§ **TASK GOAL**
Without the pictures, copy the entries below word for word.

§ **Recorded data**

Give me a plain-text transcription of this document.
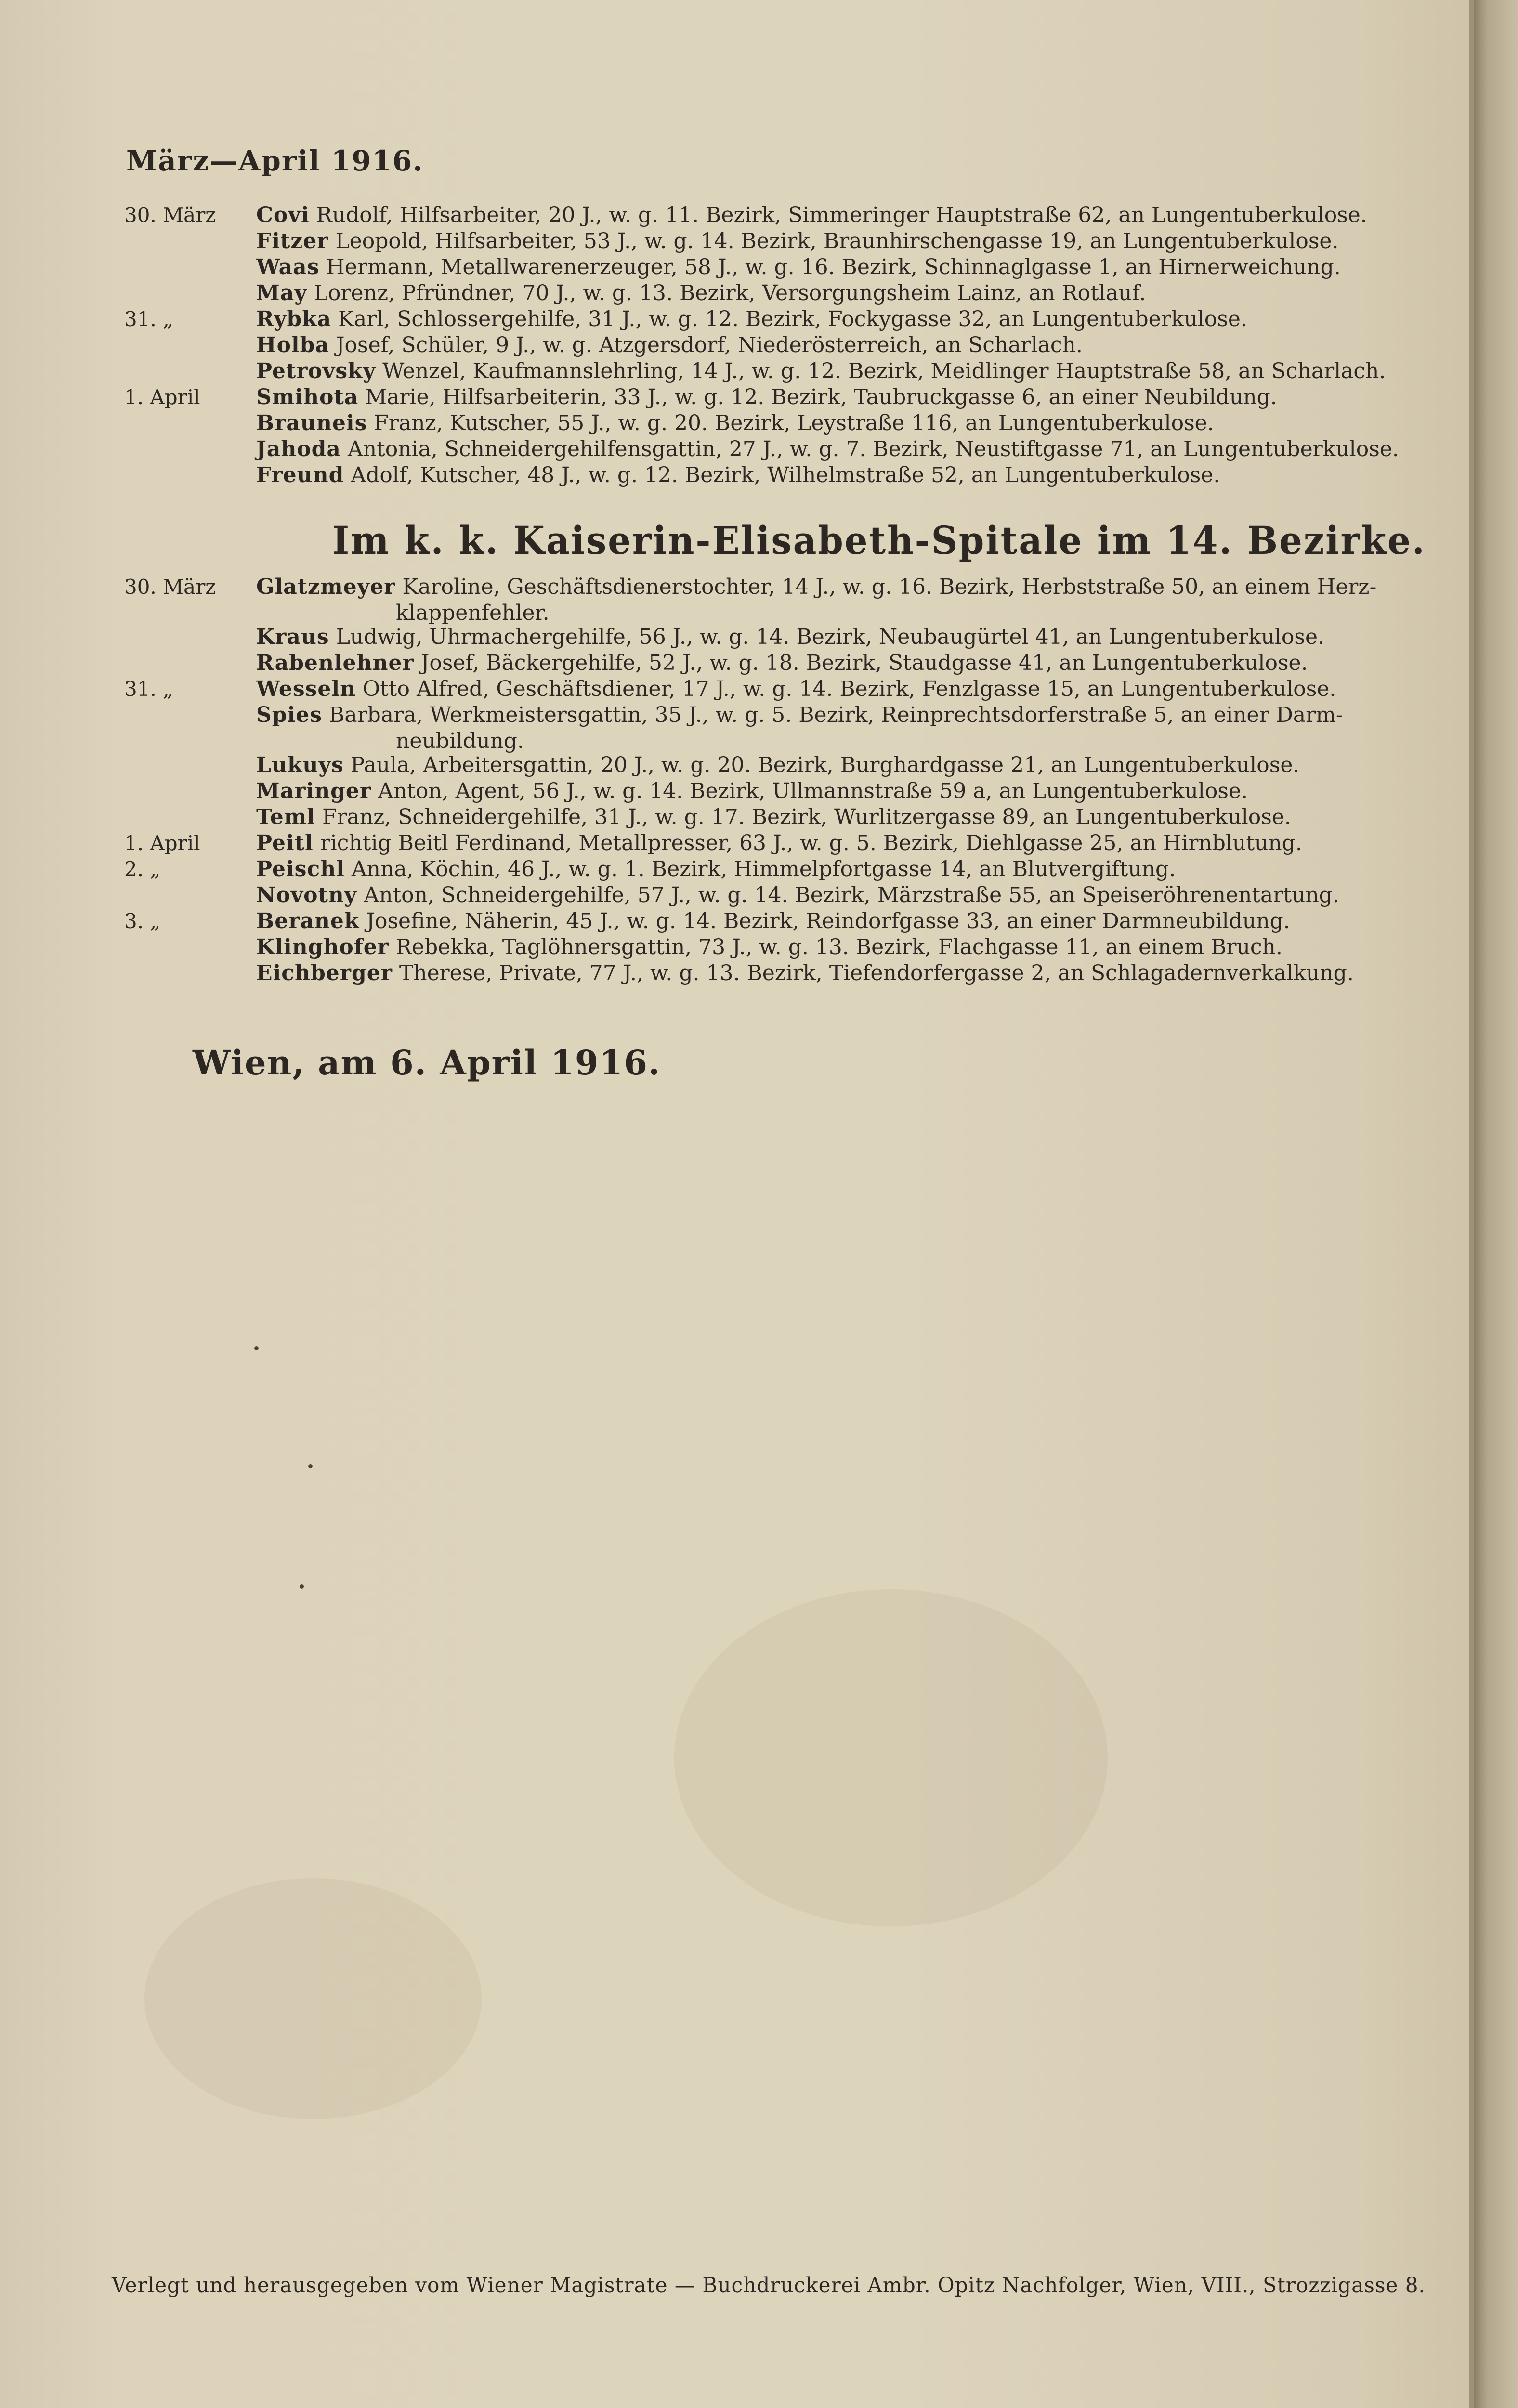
März—April 1916.
30. März	Covi Rudolf, Hilfsarbeiter, 20 J., w. g. 11. Bezirk, Simmeringer Hauptstraße 62, an Lungentuberkulose.
Fitzer Leopold, Hilfsarbeiter, 53 J., w. g. 14. Bezirk, Braunhirschengasse 19, an Lungentuberkulose.
Waas Hermann, Metallwarenerzeuger, 58 J., w. g. 16. Bezirk, Schinnaglgasse 1, an Hirnerweichung.
May Lorenz, Pfründner, 70 J., w. g. 13. Bezirk, Versorgungsheim Lainz, an Rotlauf.
31. „	Rybka Karl, Schlossergehilfe, 31 J., w. g. 12. Bezirk, Fockygasse 32, an Lungentuberkulose.
Holba Josef, Schüler, 9 J., w. g. Atzgersdorf, Niederösterreich, an Scharlach.
Petrovsky Wenzel, Kaufmannslehrling, 14 J., w. g. 12. Bezirk, Meidlinger Hauptstraße 58, an Scharlach.
1. April	Smihota Marie, Hilfsarbeiterin, 33 J., w. g. 12. Bezirk, Taubruckgasse 6, an einer Neubildung.
Brauneis Franz, Kutscher, 55 J., w. g. 20. Bezirk, Leystraße 116, an Lungentuberkulose.
Jahoda Antonia, Schneidergehilfensgattin, 27 J., w. g. 7. Bezirk, Neustiftgasse 71, an Lungentuberkulose.
Freund Adolf, Kutscher, 48 J., w. g. 12. Bezirk, Wilhelmstraße 52, an Lungentuberkulose.
Im k. k. Kaiserin-Elisabeth-Spitale im 14. Bezirke.
30. März	Glatzmeyer Karoline, Geschäftsdienerstochter, 14 J., w. g. 16. Bezirk, Herbststraße 50, an einem Herz-
klappenfehler.
Kraus Ludwig, Uhrmachergehilfe, 56 J., w. g. 14. Bezirk, Neubaugürtel 41, an Lungentuberkulose.
Rabenlehner Josef, Bäckergehilfe, 52 J., w. g. 18. Bezirk, Staudgasse 41, an Lungentuberkulose.
31. „	Wesseln Otto Alfred, Geschäftsdiener, 17 J., w. g. 14. Bezirk, Fenzlgasse 15, an Lungentuberkulose.
Spies Barbara, Werkmeistersgattin, 35 J., w. g. 5. Bezirk, Reinprechtsdorferstraße 5, an einer Darm-
neubildung.
Lukuys Paula, Arbeitersgattin, 20 J., w. g. 20. Bezirk, Burghardgasse 21, an Lungentuberkulose.
Maringer Anton, Agent, 56 J., w. g. 14. Bezirk, Ullmannstraße 59 a, an Lungentuberkulose.
Teml Franz, Schneidergehilfe, 31 J., w. g. 17. Bezirk, Wurlitzergasse 89, an Lungentuberkulose.
1. April	Peitl richtig Beitl Ferdinand, Metallpresser, 63 J., w. g. 5. Bezirk, Diehlgasse 25, an Hirnblutung.
2. „	Peischl Anna, Köchin, 46 J., w. g. 1. Bezirk, Himmelpfortgasse 14, an Blutvergiftung.
Novotny Anton, Schneidergehilfe, 57 J., w. g. 14. Bezirk, Märzstraße 55, an Speiseröhrenentartung.
3. „	Beranek Josefine, Näherin, 45 J., w. g. 14. Bezirk, Reindorfgasse 33, an einer Darmneubildung.
Klinghofer Rebekka, Taglöhnersgattin, 73 J., w. g. 13. Bezirk, Flachgasse 11, an einem Bruch.
Eichberger Therese, Private, 77 J., w. g. 13. Bezirk, Tiefendorfergasse 2, an Schlagadernverkalkung.
Wien, am 6. April 1916.
Verlegt und herausgegeben vom Wiener Magistrate — Buchdruckerei Ambr. Opitz Nachfolger, Wien, VIII., Strozzigasse 8.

§ **FINISHED EXERCISE**
Give me a plain-text transcription of this document.
März—April 1916.
30. März	Covi Rudolf, Hilfsarbeiter, 20 J., w. g. 11. Bezirk, Simmeringer Hauptstraße 62, an Lungentuberkulose.
Fitzer Leopold, Hilfsarbeiter, 53 J., w. g. 14. Bezirk, Braunhirschengasse 19, an Lungentuberkulose.
Waas Hermann, Metallwarenerzeuger, 58 J., w. g. 16. Bezirk, Schinnaglgasse 1, an Hirnerweichung.
May Lorenz, Pfründner, 70 J., w. g. 13. Bezirk, Versorgungsheim Lainz, an Rotlauf.
31. „	Rybka Karl, Schlossergehilfe, 31 J., w. g. 12. Bezirk, Fockygasse 32, an Lungentuberkulose.
Holba Josef, Schüler, 9 J., w. g. Atzgersdorf, Niederösterreich, an Scharlach.
Petrovsky Wenzel, Kaufmannslehrling, 14 J., w. g. 12. Bezirk, Meidlinger Hauptstraße 58, an Scharlach.
1. April	Smihota Marie, Hilfsarbeiterin, 33 J., w. g. 12. Bezirk, Taubruckgasse 6, an einer Neubildung.
Brauneis Franz, Kutscher, 55 J., w. g. 20. Bezirk, Leystraße 116, an Lungentuberkulose.
Jahoda Antonia, Schneidergehilfensgattin, 27 J., w. g. 7. Bezirk, Neustiftgasse 71, an Lungentuberkulose.
Freund Adolf, Kutscher, 48 J., w. g. 12. Bezirk, Wilhelmstraße 52, an Lungentuberkulose.
Im k. k. Kaiserin-Elisabeth-Spitale im 14. Bezirke.
30. März	Glatzmeyer Karoline, Geschäftsdienerstochter, 14 J., w. g. 16. Bezirk, Herbststraße 50, an einem Herz-
klappenfehler.
Kraus Ludwig, Uhrmachergehilfe, 56 J., w. g. 14. Bezirk, Neubaugürtel 41, an Lungentuberkulose.
Rabenlehner Josef, Bäckergehilfe, 52 J., w. g. 18. Bezirk, Staudgasse 41, an Lungentuberkulose.
31. „	Wesseln Otto Alfred, Geschäftsdiener, 17 J., w. g. 14. Bezirk, Fenzlgasse 15, an Lungentuberkulose.
Spies Barbara, Werkmeistersgattin, 35 J., w. g. 5. Bezirk, Reinprechtsdorferstraße 5, an einer Darm-
neubildung.
Lukuys Paula, Arbeitersgattin, 20 J., w. g. 20. Bezirk, Burghardgasse 21, an Lungentuberkulose.
Maringer Anton, Agent, 56 J., w. g. 14. Bezirk, Ullmannstraße 59 a, an Lungentuberkulose.
Teml Franz, Schneidergehilfe, 31 J., w. g. 17. Bezirk, Wurlitzergasse 89, an Lungentuberkulose.
1. April	Peitl richtig Beitl Ferdinand, Metallpresser, 63 J., w. g. 5. Bezirk, Diehlgasse 25, an Hirnblutung.
2. „	Peischl Anna, Köchin, 46 J., w. g. 1. Bezirk, Himmelpfortgasse 14, an Blutvergiftung.
Novotny Anton, Schneidergehilfe, 57 J., w. g. 14. Bezirk, Märzstraße 55, an Speiseröhrenentartung.
3. „	Beranek Josefine, Näherin, 45 J., w. g. 14. Bezirk, Reindorfgasse 33, an einer Darmneubildung.
Klinghofer Rebekka, Taglöhnersgattin, 73 J., w. g. 13. Bezirk, Flachgasse 11, an einem Bruch.
Eichberger Therese, Private, 77 J., w. g. 13. Bezirk, Tiefendorfergasse 2, an Schlagadernverkalkung.
Wien, am 6. April 1916.
Verlegt und herausgegeben vom Wiener Magistrate — Buchdruckerei Ambr. Opitz Nachfolger, Wien, VIII., Strozzigasse 8.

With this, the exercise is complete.